■ **WHAT IS REQUIRED**: Please give the listing again, word for word, with nothing left out.

■ **MATERIAL**:
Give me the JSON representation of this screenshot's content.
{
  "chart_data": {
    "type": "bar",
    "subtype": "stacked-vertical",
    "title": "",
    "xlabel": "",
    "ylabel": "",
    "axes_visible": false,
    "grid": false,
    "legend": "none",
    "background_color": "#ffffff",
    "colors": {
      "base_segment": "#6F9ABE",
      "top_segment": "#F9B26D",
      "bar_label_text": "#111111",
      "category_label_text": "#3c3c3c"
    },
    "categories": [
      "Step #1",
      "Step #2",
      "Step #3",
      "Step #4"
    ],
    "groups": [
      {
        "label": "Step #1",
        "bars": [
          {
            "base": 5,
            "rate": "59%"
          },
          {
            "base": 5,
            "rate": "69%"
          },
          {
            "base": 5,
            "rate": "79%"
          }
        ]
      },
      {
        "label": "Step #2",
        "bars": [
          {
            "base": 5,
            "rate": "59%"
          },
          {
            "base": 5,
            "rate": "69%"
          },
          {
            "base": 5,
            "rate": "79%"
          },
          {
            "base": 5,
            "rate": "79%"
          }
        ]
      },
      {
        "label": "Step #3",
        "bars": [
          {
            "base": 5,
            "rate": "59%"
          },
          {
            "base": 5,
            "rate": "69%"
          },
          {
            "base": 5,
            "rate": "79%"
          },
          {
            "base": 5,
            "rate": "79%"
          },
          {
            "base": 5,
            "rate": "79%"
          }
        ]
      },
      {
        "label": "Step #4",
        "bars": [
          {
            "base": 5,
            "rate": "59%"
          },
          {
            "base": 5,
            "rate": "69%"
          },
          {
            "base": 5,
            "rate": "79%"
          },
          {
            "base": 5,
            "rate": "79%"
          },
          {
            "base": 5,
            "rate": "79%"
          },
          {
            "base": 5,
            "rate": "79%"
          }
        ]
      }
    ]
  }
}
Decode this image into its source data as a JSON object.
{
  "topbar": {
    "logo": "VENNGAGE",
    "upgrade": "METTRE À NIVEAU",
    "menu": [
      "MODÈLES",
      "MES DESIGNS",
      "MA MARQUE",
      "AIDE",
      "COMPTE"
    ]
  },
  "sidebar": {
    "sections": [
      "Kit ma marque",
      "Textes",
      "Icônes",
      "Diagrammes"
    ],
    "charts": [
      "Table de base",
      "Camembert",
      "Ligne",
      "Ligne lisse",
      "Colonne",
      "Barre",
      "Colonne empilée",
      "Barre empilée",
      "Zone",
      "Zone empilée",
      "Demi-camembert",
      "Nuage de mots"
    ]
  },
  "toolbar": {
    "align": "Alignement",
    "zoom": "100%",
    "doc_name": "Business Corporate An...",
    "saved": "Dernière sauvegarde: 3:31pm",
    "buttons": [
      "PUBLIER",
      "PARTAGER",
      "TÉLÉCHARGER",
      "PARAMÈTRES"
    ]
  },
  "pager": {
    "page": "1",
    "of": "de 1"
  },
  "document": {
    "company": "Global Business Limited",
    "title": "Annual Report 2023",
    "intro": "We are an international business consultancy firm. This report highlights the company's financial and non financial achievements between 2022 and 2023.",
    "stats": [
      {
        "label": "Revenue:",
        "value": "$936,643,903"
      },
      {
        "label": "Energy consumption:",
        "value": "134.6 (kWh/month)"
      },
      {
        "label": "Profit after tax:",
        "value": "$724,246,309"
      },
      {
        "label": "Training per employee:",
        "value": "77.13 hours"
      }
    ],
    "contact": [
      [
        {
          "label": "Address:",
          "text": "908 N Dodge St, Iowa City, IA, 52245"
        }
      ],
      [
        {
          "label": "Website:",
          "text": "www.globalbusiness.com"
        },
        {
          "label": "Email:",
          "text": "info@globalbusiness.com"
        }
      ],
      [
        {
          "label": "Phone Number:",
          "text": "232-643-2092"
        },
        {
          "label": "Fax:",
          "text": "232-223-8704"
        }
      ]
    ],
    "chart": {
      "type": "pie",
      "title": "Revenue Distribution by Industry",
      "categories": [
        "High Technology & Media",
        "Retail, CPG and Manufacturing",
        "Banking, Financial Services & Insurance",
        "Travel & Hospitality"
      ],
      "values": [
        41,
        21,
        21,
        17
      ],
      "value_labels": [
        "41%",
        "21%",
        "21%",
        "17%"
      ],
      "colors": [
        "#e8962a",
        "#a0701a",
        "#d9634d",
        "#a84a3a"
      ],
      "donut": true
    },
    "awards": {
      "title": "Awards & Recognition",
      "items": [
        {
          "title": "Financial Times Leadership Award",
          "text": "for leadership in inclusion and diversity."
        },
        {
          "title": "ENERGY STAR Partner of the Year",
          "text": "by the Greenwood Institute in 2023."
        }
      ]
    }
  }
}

■ **COMPLETED TASK**:
Give me the JSON representation of this screenshot's content.
{
  "chart_data": {
    "type": "bar",
    "subtype": "stacked-vertical",
    "title": "",
    "xlabel": "",
    "ylabel": "",
    "axes_visible": false,
    "grid": false,
    "legend": "none",
    "background_color": "#ffffff",
    "colors": {
      "base_segment": "#6F9ABE",
      "top_segment": "#F9B26D",
      "bar_label_text": "#111111",
      "category_label_text": "#3c3c3c"
    },
    "categories": [
      "Step #1",
      "Step #2",
      "Step #3",
      "Step #4"
    ],
    "groups": [
      {
        "label": "Step #1",
        "bars": [
          {
            "base": 5,
            "rate": "59%"
          },
          {
            "base": 5,
            "rate": "69%"
          },
          {
            "base": 5,
            "rate": "79%"
          }
        ]
      },
      {
        "label": "Step #2",
        "bars": [
          {
            "base": 5,
            "rate": "59%"
          },
          {
            "base": 5,
            "rate": "69%"
          },
          {
            "base": 5,
            "rate": "79%"
          },
          {
            "base": 5,
            "rate": "79%"
          }
        ]
      },
      {
        "label": "Step #3",
        "bars": [
          {
            "base": 5,
            "rate": "59%"
          },
          {
            "base": 5,
            "rate": "69%"
          },
          {
            "base": 5,
            "rate": "79%"
          },
          {
            "base": 5,
            "rate": "79%"
          },
          {
            "base": 5,
            "rate": "79%"
          }
        ]
      },
      {
        "label": "Step #4",
        "bars": [
          {
            "base": 5,
            "rate": "59%"
          },
          {
            "base": 5,
            "rate": "69%"
          },
          {
            "base": 5,
            "rate": "79%"
          },
          {
            "base": 5,
            "rate": "79%"
          },
          {
            "base": 5,
            "rate": "79%"
          },
          {
            "base": 5,
            "rate": "79%"
          }
        ]
      }
    ]
  }
}
Decode this image into its source data as a JSON object.
{
  "topbar": {
    "logo": "VENNGAGE",
    "upgrade": "METTRE À NIVEAU",
    "menu": [
      "MODÈLES",
      "MES DESIGNS",
      "MA MARQUE",
      "AIDE",
      "COMPTE"
    ]
  },
  "sidebar": {
    "sections": [
      "Kit ma marque",
      "Textes",
      "Icônes",
      "Diagrammes"
    ],
    "charts": [
      "Table de base",
      "Camembert",
      "Ligne",
      "Ligne lisse",
      "Colonne",
      "Barre",
      "Colonne empilée",
      "Barre empilée",
      "Zone",
      "Zone empilée",
      "Demi-camembert",
      "Nuage de mots"
    ]
  },
  "toolbar": {
    "align": "Alignement",
    "zoom": "100%",
    "doc_name": "Business Corporate An...",
    "saved": "Dernière sauvegarde: 3:31pm",
    "buttons": [
      "PUBLIER",
      "PARTAGER",
      "TÉLÉCHARGER",
      "PARAMÈTRES"
    ]
  },
  "pager": {
    "page": "1",
    "of": "de 1"
  },
  "document": {
    "company": "Global Business Limited",
    "title": "Annual Report 2023",
    "intro": "We are an international business consultancy firm. This report highlights the company's financial and non financial achievements between 2022 and 2023.",
    "stats": [
      {
        "label": "Revenue:",
        "value": "$936,643,903"
      },
      {
        "label": "Energy consumption:",
        "value": "134.6 (kWh/month)"
      },
      {
        "label": "Profit after tax:",
        "value": "$724,246,309"
      },
      {
        "label": "Training per employee:",
        "value": "77.13 hours"
      }
    ],
    "contact": [
      [
        {
          "label": "Address:",
          "text": "908 N Dodge St, Iowa City, IA, 52245"
        }
      ],
      [
        {
          "label": "Website:",
          "text": "www.globalbusiness.com"
        },
        {
          "label": "Email:",
          "text": "info@globalbusiness.com"
        }
      ],
      [
        {
          "label": "Phone Number:",
          "text": "232-643-2092"
        },
        {
          "label": "Fax:",
          "text": "232-223-8704"
        }
      ]
    ],
    "chart": {
      "type": "pie",
      "title": "Revenue Distribution by Industry",
      "categories": [
        "High Technology & Media",
        "Retail, CPG and Manufacturing",
        "Banking, Financial Services & Insurance",
        "Travel & Hospitality"
      ],
      "values": [
        41,
        21,
        21,
        17
      ],
      "value_labels": [
        "41%",
        "21%",
        "21%",
        "17%"
      ],
      "colors": [
        "#e8962a",
        "#a0701a",
        "#d9634d",
        "#a84a3a"
      ],
      "donut": true
    },
    "awards": {
      "title": "Awards & Recognition",
      "items": [
        {
          "title": "Financial Times Leadership Award",
          "text": "for leadership in inclusion and diversity."
        },
        {
          "title": "ENERGY STAR Partner of the Year",
          "text": "by the Greenwood Institute in 2023."
        }
      ]
    }
  }
}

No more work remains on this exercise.